Required action:
In the journal excerpt below, which notebook computer was ordered?

Page excerpt:
%%
Early on, a black man chained asked for cookies;
by prayer, a plate was produced under the table.
Before that, two vicious dogs needed to be appeased.
Last part: three personed person I embraced, a group of special children/ adults at a center this a Siamese triplet, you could picture the egg dividing into three but not making the division, fused, confused about identity: Do you know who I am? I said Yes, you look like God, you are a reflection of God
“What is your name,” I asked? “Abram,” she said.
Others at the hospital were heckling, had always asked insidious probing questions, I paid them no attention and even rebuked the French man (in the name of Jesus) at the end when he asked, making fun: do you often debate with yourself? He noticed the puzzlement, the slower thinking process, watched without compassion.
I told others about Jesus, I rebuked the man in the name of Jesus and he fled.
I prayed for the cookies for the black boy. This was after the cookies were eaten.
Abram wanted me to stay for a while. But I had left Laura somewhere without telling her. We had to drive across Minnesota, or a bigger stretch of the midwest; two days were planned: Saturday and Sunday.
Pure compassion is what kept me in the spirit, mentioning Jesus and talking about Jesus was how I kept close to the truth of God and his love during this dream. Compassion protected by Jesus, who can be firm, who has all authority. It is only when the authority in Jesus is not exercised that demonic, human forces play their subtle war of tearing down people, hurting feelings, tearing others down.
Abram wanted me to understand her. The first thing I told her was that he was beautiful. I meant it and that was understood. He was not a freak. He was God-intended for a greater glory, the purpose of revealing more of who God is.
Marriage is part of this same mystery of who God is, so is childbearing; sex is a large portion of this mystery.
I thank you God for this dream, which gave me a greater measure of compassion.
Then I enter my journal entry like Doogie Howser, and I can quickly save it. I guess I learned a lot.
Ask on the Net for the AT Command Set for Hayes Compatible modems.
Snowing now. Had a Sundae with Laura. Ordered a Zeos Notebook 286 and WordPerfect Upgrade.
Pushing for completion of the Ph.D. and greater earning. Need to catch up with the spending of the last ten years.
Using the IBM PS/2 Monochrome Display now–excellent for text.
Lacks color but letters smooth.
In possessions we are living beyond our bounds.
In daily living all is well: food, rent, electricity–all low.
Had a hot fudge sundae with whipped cream and crushed walnuts.
This is the bright world, bright flower, movement, collapse, relief, the endlessness, the poverty, the newness, plans, amazement. What is wonderful, complete, ocean, sand, seascape. All countries, oceans, continents, passages, tracts, aloofness. Which wonders when hold, are real, allow. Where I have been where going, what known and unknown. Forever real and thus.
%%
Data:
%%
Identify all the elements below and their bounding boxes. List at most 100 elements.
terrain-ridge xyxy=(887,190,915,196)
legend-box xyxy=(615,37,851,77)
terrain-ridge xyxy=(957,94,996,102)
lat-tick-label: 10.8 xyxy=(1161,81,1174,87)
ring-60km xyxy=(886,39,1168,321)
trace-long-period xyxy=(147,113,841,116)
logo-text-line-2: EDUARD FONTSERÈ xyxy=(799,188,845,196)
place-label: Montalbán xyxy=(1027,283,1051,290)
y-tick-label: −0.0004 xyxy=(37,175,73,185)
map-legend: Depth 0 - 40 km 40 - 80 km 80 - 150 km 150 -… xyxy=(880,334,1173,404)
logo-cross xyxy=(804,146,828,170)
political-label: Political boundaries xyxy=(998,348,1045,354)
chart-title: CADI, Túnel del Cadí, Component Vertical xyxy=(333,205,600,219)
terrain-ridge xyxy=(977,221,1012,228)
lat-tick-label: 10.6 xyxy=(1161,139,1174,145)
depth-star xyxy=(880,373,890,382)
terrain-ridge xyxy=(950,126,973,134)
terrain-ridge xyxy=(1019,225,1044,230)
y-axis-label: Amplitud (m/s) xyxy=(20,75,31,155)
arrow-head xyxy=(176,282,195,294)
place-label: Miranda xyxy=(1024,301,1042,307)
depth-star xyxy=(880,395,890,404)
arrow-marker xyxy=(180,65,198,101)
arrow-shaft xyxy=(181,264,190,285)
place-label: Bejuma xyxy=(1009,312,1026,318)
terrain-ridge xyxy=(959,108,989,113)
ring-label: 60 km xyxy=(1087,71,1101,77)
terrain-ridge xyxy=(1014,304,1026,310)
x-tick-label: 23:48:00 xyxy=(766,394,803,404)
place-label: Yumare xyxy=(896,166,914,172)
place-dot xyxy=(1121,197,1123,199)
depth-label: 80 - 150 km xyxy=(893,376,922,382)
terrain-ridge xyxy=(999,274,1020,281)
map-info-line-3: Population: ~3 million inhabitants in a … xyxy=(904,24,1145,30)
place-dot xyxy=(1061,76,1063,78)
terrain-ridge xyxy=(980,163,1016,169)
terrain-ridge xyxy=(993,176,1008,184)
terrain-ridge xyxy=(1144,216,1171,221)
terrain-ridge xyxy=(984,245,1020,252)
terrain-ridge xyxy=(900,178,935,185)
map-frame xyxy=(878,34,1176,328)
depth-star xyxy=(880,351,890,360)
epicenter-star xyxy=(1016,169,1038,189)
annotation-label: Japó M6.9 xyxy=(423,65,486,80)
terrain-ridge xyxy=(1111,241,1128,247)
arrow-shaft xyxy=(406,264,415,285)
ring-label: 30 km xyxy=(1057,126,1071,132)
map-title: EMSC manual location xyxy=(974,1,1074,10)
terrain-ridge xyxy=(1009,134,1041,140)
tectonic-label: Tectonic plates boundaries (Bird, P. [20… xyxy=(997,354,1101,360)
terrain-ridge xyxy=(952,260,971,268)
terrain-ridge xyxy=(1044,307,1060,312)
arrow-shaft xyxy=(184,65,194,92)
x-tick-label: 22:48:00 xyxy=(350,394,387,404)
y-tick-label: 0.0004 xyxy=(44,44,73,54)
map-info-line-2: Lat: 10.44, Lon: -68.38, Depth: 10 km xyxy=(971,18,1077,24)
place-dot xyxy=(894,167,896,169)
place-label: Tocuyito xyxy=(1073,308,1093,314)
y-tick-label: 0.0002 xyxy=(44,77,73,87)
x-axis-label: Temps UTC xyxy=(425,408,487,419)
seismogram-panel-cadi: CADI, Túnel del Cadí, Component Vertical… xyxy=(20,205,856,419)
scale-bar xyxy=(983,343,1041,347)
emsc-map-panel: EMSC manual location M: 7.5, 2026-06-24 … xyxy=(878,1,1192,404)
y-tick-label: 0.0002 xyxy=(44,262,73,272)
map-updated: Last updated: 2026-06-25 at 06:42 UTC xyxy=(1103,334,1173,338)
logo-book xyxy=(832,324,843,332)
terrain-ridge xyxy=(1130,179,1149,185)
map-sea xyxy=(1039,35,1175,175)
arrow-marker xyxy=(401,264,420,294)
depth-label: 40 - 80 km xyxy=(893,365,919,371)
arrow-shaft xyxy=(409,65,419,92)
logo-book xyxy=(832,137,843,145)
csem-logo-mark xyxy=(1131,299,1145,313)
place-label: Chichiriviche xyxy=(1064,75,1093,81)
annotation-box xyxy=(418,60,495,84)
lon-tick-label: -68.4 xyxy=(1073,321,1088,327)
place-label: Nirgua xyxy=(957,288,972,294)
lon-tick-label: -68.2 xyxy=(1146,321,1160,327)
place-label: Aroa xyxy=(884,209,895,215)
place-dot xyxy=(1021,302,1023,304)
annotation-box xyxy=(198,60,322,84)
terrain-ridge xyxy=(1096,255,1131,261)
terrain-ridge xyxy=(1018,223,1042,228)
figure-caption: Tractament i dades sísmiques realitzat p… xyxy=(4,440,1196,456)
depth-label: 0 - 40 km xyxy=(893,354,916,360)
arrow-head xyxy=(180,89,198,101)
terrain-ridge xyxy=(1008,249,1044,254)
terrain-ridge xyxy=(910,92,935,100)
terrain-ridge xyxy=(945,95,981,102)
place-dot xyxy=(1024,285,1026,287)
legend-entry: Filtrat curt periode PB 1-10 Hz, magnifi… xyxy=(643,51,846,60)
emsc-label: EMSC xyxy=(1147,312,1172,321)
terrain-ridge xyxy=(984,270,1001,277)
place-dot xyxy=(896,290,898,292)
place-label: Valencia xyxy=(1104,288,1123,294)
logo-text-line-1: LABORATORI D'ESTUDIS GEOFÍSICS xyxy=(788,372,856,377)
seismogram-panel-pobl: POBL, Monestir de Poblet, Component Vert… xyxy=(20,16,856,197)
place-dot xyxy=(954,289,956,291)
%%
Response to the exercise:
A Zeos Notebook 286.